■ Prompt ■
Gather up every line from the entries below that uses the word "describing".

+ + + + + + +

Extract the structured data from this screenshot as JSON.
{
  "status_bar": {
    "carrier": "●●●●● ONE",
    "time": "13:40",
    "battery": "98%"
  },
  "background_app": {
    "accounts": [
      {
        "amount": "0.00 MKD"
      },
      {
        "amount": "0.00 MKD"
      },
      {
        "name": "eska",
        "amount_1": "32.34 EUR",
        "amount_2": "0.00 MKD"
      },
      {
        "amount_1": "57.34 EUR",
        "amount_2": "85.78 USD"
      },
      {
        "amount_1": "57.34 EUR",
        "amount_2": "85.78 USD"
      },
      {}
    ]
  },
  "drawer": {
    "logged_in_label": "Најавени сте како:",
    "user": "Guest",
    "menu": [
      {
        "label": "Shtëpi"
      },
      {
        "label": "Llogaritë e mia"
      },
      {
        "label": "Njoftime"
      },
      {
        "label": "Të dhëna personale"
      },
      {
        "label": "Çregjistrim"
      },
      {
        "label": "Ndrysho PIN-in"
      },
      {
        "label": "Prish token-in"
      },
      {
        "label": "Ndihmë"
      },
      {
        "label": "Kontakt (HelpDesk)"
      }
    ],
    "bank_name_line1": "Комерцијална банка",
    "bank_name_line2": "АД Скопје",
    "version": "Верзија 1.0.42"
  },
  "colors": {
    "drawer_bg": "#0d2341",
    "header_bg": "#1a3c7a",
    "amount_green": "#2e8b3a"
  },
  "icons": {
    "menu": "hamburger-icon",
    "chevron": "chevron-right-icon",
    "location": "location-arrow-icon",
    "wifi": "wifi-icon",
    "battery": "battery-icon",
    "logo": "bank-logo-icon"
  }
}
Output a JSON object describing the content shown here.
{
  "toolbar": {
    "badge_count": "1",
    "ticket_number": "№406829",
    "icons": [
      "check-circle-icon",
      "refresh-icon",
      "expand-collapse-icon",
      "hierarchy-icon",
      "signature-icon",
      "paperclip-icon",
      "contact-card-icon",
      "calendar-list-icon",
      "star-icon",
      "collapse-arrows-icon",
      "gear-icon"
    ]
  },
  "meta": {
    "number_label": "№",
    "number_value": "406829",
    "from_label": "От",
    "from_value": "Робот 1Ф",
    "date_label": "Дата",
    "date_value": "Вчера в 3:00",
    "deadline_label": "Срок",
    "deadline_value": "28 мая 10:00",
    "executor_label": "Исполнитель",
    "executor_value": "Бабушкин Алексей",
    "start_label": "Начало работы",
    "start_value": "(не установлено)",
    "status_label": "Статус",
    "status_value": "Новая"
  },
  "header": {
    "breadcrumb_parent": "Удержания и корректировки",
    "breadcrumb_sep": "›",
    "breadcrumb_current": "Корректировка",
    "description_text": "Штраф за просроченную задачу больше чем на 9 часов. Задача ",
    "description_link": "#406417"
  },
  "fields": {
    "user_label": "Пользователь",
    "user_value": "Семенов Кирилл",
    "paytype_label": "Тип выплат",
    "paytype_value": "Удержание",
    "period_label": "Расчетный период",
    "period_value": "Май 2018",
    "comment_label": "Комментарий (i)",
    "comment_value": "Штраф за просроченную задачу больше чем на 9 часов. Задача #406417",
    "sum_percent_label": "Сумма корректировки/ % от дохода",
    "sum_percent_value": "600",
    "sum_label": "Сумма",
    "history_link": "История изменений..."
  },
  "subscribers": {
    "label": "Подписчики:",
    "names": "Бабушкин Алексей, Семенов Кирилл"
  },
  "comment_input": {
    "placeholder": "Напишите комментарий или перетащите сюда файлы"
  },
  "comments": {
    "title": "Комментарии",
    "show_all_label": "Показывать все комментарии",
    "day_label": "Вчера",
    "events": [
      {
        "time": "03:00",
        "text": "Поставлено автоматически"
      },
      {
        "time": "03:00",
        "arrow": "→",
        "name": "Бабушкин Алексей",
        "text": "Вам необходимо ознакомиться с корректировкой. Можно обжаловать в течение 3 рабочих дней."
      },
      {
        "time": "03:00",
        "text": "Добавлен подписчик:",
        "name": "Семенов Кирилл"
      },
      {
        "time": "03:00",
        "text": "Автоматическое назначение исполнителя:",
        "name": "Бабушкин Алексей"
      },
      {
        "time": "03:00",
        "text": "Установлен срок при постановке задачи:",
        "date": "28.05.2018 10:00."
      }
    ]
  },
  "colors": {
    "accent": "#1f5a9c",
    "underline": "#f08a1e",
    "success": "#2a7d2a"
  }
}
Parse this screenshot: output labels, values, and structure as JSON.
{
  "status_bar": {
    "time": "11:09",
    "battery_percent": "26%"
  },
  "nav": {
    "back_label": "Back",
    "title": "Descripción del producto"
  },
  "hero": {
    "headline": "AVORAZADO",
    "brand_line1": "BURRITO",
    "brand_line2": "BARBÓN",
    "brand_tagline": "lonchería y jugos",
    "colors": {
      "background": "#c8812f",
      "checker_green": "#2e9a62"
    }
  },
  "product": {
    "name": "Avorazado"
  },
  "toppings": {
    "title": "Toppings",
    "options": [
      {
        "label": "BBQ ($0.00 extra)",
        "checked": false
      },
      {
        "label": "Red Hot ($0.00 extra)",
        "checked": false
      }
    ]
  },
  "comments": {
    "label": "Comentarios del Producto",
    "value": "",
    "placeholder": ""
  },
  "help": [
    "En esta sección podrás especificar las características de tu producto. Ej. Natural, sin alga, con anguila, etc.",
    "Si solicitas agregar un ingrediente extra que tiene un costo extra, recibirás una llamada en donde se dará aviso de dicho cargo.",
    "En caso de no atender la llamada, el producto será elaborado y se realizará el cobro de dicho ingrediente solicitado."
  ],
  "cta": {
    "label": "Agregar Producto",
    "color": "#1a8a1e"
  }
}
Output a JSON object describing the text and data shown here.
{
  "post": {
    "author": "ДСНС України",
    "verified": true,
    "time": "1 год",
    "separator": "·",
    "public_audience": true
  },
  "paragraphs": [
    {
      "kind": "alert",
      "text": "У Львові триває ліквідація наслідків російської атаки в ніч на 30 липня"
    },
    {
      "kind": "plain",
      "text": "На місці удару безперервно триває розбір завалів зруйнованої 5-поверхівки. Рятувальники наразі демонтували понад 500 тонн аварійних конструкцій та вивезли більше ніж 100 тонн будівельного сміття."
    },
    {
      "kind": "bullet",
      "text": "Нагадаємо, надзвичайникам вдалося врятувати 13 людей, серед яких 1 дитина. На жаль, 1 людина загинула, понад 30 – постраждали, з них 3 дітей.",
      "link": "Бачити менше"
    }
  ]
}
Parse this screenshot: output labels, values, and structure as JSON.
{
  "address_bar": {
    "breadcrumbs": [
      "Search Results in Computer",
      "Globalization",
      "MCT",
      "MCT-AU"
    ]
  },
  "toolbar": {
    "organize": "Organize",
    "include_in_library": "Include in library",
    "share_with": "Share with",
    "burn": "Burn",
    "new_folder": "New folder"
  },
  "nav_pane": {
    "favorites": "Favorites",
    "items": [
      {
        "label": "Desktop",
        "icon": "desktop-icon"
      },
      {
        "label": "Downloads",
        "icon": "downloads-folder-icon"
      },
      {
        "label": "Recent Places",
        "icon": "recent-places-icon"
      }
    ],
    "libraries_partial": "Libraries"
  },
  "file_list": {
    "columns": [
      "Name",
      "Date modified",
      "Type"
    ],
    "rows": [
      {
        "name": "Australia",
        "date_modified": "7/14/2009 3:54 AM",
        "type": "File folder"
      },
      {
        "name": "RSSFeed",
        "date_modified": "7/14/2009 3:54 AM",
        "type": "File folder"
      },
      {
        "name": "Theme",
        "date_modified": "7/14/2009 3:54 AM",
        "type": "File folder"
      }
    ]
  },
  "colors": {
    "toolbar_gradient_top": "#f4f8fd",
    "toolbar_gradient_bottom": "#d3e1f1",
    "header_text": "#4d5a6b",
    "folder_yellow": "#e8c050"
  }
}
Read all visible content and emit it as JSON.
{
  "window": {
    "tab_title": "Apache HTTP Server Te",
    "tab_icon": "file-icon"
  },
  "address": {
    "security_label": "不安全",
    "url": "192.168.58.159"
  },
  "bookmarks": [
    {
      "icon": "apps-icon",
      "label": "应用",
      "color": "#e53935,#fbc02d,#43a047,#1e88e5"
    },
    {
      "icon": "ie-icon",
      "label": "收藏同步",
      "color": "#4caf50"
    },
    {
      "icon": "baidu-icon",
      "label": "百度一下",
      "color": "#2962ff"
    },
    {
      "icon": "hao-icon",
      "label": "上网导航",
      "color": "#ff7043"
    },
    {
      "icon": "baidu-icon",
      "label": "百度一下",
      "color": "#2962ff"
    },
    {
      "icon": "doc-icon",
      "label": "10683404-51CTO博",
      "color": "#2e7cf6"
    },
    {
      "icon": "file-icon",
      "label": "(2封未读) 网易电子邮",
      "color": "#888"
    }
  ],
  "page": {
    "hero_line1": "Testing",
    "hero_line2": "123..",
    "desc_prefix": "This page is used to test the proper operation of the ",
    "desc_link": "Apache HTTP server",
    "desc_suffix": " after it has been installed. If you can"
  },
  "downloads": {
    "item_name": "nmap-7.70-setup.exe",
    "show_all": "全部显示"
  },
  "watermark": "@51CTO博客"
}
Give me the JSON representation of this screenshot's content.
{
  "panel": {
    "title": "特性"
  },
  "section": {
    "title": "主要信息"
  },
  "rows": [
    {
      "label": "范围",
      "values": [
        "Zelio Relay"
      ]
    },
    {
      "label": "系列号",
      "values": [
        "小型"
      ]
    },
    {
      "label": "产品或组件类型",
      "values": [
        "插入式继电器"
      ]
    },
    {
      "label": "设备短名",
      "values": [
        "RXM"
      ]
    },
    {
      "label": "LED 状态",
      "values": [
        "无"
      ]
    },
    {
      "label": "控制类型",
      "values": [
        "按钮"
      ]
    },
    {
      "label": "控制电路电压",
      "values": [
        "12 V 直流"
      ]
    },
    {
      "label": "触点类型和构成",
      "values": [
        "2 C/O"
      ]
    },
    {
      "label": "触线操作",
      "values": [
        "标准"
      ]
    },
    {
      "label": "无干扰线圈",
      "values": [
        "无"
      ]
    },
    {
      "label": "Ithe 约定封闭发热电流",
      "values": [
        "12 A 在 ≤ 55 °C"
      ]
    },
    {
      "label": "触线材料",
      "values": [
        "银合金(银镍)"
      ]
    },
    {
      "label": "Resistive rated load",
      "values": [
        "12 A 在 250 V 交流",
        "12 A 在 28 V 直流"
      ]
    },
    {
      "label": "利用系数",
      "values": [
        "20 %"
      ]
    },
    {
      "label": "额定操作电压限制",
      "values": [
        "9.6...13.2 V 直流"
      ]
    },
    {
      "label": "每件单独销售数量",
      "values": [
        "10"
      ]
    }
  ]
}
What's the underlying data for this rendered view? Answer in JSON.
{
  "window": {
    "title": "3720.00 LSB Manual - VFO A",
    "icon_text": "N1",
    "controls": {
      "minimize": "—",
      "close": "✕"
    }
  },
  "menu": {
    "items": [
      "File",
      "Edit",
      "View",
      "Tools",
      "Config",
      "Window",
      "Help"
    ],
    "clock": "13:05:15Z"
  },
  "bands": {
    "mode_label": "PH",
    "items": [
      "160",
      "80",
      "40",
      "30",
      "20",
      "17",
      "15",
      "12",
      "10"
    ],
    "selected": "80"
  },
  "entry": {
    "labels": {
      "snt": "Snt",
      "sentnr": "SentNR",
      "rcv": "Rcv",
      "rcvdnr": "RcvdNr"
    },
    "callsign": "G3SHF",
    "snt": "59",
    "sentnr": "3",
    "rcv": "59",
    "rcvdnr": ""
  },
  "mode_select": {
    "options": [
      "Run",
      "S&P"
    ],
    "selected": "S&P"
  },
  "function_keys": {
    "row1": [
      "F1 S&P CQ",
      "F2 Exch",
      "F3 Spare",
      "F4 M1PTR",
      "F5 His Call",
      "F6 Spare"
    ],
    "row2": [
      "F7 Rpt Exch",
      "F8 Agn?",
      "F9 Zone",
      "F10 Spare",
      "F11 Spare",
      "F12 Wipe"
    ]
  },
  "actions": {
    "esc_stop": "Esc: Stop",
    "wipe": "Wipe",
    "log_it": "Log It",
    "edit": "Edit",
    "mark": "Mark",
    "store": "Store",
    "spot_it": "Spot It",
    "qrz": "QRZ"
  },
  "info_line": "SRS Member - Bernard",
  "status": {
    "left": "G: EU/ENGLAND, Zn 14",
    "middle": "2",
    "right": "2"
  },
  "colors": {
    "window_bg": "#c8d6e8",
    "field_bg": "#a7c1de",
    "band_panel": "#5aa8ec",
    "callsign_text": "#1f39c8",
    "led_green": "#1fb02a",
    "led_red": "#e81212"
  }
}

+ + + + + + +

■ Task result ■
Output a JSON object describing the content shown here.
Output a JSON object describing the text and data shown here.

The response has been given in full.